Some records:
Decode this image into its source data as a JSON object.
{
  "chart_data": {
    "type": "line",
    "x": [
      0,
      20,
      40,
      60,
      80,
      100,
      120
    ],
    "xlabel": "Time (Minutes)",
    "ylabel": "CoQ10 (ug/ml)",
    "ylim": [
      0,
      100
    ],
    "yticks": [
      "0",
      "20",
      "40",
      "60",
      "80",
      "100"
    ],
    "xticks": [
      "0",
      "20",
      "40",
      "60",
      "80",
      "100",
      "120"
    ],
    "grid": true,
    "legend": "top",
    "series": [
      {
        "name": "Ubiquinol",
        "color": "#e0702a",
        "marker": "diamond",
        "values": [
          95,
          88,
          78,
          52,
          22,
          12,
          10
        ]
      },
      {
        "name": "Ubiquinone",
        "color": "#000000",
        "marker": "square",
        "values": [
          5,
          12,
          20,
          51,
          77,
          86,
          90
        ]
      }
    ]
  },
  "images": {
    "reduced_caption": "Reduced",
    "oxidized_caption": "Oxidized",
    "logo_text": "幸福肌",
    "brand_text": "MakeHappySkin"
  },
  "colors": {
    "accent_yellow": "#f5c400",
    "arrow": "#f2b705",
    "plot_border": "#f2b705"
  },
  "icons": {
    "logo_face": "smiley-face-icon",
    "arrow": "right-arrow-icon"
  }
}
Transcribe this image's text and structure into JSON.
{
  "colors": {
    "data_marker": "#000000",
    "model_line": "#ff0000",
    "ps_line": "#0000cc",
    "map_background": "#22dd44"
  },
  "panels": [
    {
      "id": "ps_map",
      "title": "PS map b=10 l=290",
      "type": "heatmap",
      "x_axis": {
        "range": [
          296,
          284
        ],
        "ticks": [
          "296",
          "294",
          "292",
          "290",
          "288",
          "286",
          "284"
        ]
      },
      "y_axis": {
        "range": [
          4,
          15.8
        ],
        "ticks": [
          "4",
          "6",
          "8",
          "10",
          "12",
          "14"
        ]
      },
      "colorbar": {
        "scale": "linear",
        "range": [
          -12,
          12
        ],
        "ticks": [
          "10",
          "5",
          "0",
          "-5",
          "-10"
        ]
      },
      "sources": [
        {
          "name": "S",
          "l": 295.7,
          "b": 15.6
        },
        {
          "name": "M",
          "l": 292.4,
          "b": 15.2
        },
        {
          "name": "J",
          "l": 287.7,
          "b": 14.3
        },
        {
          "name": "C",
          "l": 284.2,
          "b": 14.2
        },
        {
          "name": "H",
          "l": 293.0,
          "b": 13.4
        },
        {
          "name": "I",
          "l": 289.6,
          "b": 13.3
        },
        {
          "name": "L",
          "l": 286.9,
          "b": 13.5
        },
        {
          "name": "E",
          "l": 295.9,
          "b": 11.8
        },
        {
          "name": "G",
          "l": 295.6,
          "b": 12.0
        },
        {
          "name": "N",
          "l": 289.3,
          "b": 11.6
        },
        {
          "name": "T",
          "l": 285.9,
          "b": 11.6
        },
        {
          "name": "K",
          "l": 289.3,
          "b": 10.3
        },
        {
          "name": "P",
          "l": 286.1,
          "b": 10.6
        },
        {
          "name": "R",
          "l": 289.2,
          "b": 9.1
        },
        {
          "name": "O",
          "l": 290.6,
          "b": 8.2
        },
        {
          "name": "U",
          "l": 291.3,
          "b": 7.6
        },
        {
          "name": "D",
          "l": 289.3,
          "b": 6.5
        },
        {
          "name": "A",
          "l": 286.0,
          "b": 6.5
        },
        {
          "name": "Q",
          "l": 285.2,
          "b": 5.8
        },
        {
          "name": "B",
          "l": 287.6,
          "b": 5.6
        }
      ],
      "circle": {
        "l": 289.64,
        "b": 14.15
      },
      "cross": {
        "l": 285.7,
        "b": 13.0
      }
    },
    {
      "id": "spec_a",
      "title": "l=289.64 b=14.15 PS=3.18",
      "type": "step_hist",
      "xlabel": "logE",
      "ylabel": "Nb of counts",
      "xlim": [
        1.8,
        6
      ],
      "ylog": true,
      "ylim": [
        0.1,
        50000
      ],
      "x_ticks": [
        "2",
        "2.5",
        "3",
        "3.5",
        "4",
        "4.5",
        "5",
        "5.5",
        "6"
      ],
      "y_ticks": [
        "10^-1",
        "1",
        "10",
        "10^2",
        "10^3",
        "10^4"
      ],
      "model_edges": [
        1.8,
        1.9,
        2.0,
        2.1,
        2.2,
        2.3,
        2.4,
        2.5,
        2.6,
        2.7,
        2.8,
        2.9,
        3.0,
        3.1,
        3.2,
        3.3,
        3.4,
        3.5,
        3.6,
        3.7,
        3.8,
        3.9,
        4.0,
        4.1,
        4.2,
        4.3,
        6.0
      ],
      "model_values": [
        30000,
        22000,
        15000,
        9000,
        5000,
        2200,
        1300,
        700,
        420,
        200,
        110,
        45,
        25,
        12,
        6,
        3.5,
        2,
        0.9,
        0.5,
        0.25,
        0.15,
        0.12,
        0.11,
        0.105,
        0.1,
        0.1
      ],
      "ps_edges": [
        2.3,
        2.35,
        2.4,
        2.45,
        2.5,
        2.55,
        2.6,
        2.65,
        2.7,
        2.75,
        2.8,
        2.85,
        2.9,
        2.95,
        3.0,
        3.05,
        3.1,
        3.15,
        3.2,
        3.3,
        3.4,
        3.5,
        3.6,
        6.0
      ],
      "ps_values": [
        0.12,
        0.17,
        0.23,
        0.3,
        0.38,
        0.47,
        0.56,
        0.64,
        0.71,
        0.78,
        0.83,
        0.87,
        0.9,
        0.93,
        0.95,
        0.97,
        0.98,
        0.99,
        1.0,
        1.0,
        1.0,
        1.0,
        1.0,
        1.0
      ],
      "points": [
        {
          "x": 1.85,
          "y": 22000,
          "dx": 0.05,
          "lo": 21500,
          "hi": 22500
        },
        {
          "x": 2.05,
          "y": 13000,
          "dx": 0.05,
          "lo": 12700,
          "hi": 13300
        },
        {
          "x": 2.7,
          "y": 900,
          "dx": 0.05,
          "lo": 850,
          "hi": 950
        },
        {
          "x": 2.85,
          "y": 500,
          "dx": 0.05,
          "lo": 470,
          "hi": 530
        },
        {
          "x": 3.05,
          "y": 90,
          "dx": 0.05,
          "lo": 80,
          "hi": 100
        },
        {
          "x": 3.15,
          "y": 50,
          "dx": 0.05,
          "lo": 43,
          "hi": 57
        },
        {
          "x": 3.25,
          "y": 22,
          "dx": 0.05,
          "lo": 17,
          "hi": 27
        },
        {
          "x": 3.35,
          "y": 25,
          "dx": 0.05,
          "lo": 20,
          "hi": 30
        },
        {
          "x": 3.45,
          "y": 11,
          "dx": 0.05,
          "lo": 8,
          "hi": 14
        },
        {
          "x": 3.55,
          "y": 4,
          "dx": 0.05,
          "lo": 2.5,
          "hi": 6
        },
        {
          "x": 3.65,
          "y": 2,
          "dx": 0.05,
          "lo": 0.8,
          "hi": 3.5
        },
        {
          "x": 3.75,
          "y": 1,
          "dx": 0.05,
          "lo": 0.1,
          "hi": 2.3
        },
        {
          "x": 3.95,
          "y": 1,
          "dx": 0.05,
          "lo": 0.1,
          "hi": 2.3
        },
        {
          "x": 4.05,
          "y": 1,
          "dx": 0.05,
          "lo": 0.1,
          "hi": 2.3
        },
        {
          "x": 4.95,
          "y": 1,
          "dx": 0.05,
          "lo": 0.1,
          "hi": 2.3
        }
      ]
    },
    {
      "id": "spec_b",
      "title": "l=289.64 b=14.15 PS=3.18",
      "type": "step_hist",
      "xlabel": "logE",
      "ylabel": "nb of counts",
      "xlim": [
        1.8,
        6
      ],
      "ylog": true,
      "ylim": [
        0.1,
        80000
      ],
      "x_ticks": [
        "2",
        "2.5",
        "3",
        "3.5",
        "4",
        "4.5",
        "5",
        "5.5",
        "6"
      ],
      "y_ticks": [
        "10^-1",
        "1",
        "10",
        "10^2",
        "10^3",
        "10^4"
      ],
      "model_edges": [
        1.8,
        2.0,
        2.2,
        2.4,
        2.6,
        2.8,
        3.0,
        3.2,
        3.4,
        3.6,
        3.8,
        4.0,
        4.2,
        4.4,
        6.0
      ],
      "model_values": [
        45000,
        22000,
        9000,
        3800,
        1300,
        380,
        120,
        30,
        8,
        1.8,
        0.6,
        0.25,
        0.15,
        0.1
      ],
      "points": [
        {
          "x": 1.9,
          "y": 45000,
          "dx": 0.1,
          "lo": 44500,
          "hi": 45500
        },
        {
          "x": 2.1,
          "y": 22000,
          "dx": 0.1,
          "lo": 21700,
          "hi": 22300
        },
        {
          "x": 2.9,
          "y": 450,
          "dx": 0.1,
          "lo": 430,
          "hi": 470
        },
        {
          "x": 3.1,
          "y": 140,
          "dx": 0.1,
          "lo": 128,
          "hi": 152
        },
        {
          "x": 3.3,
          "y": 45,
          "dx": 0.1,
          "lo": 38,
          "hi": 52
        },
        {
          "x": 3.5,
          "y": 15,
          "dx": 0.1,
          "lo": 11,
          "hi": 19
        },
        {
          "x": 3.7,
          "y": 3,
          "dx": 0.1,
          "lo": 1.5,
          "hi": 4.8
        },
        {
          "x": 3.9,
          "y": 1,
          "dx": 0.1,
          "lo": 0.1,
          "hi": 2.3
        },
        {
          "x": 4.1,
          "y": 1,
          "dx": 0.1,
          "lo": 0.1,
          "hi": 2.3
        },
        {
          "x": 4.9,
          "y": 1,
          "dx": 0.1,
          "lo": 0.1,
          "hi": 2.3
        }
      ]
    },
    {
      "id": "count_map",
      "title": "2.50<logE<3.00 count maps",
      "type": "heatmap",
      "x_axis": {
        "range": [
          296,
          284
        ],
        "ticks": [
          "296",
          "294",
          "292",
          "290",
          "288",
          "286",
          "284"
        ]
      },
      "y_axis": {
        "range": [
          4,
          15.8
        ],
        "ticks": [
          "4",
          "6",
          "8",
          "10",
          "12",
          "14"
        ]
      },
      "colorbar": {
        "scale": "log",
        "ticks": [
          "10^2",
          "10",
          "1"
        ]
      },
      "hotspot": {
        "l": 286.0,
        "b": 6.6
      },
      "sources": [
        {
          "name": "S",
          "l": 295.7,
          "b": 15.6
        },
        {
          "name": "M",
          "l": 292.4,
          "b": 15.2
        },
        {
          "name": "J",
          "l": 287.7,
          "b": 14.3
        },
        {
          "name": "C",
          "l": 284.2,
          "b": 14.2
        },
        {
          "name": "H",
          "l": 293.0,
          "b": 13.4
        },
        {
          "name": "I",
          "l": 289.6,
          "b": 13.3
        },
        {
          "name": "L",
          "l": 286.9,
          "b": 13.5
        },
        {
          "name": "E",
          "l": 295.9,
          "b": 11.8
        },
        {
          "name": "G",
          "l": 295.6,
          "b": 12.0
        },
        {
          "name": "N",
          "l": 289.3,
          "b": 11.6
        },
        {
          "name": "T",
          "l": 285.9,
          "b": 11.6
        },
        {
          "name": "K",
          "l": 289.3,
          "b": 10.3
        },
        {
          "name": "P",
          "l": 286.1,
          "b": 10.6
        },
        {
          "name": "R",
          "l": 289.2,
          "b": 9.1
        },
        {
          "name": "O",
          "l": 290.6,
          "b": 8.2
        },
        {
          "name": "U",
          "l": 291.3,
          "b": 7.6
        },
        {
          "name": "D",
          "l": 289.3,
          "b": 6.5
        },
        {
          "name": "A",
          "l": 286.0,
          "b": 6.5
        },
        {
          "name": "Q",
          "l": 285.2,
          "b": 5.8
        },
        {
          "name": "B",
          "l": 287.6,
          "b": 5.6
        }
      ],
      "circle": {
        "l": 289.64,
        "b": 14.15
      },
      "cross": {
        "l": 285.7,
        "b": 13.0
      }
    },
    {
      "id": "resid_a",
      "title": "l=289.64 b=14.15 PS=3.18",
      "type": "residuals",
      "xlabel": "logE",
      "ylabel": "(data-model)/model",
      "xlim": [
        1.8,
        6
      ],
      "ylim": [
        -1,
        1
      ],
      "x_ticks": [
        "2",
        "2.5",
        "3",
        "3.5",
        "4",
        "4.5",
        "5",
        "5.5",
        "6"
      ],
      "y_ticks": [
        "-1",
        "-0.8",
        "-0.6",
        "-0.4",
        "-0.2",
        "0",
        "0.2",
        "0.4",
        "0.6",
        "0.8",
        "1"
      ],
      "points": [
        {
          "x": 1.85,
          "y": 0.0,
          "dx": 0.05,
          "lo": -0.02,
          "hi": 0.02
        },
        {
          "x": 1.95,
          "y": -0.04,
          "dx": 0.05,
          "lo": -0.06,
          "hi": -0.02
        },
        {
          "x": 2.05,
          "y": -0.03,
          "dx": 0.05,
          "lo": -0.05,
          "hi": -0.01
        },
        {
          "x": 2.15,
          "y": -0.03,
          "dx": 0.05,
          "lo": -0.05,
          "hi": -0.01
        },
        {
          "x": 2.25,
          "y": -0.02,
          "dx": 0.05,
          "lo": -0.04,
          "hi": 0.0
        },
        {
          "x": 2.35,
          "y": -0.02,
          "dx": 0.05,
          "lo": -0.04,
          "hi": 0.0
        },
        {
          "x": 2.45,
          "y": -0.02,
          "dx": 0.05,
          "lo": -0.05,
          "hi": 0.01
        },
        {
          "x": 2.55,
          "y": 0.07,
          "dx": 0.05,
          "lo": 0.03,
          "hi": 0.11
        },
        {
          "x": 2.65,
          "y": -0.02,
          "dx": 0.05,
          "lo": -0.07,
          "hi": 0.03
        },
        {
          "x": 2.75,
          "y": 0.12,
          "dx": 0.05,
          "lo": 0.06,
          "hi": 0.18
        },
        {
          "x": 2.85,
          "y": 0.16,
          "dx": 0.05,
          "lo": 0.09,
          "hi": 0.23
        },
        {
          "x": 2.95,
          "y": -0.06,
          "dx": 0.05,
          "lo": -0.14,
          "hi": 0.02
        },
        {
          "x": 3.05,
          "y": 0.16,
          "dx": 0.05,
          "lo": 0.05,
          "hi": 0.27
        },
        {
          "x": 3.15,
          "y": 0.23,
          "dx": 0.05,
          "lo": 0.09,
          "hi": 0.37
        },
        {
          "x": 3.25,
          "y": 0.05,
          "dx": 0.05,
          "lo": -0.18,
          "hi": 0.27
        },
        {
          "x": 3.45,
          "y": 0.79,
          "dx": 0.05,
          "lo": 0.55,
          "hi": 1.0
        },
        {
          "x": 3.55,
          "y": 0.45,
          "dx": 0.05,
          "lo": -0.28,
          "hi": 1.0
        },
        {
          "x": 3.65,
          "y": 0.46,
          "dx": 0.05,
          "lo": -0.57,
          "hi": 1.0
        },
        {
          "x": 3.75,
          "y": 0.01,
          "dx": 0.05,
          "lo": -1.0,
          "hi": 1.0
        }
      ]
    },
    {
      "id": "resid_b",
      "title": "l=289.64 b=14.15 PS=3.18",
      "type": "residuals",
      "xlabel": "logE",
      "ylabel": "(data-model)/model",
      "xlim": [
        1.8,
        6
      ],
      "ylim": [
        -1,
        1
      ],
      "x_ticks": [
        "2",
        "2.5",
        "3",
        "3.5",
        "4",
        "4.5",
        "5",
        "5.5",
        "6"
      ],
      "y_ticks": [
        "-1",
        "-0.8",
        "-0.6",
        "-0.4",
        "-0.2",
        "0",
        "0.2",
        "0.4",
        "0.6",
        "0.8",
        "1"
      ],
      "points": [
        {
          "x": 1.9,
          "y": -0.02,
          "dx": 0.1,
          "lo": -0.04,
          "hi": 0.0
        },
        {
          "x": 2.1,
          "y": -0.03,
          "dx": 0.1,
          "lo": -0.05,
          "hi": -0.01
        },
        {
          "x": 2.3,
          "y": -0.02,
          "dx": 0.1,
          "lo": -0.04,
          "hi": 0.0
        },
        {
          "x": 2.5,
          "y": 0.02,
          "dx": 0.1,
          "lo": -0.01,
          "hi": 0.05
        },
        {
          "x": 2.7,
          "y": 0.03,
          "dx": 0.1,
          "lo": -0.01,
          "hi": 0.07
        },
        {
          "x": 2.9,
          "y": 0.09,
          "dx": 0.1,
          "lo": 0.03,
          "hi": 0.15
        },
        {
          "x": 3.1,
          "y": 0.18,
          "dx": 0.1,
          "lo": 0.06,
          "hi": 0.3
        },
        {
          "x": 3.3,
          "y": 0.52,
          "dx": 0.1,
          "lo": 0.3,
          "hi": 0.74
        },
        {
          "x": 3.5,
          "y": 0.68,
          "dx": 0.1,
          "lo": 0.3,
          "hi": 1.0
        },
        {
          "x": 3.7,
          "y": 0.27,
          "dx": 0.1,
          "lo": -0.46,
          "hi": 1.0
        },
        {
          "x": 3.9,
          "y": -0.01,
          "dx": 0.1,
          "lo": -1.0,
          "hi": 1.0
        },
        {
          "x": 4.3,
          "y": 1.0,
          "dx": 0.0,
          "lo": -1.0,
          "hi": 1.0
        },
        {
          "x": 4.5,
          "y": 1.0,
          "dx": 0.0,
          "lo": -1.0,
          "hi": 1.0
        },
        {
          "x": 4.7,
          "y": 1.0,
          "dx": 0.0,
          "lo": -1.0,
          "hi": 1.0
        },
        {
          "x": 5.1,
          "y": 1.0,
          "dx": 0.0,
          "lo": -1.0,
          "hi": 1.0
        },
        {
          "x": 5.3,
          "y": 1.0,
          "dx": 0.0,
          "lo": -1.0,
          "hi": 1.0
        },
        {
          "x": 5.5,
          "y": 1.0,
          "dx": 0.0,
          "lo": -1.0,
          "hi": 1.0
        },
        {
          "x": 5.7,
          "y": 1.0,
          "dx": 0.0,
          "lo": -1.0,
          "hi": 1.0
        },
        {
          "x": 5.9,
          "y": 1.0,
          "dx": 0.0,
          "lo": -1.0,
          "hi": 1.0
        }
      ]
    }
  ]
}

Problem details: Look through the material above. Copy each line where the word "JSON" appears.

Correct output:
Decode this image into its source data as a JSON object.
Transcribe this image's text and structure into JSON.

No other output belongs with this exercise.